Problem requirements:
List every line in this data where the string "China" occurs.

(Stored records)

----------------

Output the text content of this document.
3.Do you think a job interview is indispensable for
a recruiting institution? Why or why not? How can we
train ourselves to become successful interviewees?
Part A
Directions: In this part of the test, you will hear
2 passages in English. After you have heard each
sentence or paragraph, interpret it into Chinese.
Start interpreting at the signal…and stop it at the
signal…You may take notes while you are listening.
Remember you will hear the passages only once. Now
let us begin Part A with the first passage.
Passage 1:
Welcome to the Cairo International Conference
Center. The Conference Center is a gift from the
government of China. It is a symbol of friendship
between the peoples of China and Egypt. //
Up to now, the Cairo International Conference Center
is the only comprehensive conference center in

----------------

Answer to this task:
government of China. It is a symbol of friendship
between the peoples of China and Egypt. //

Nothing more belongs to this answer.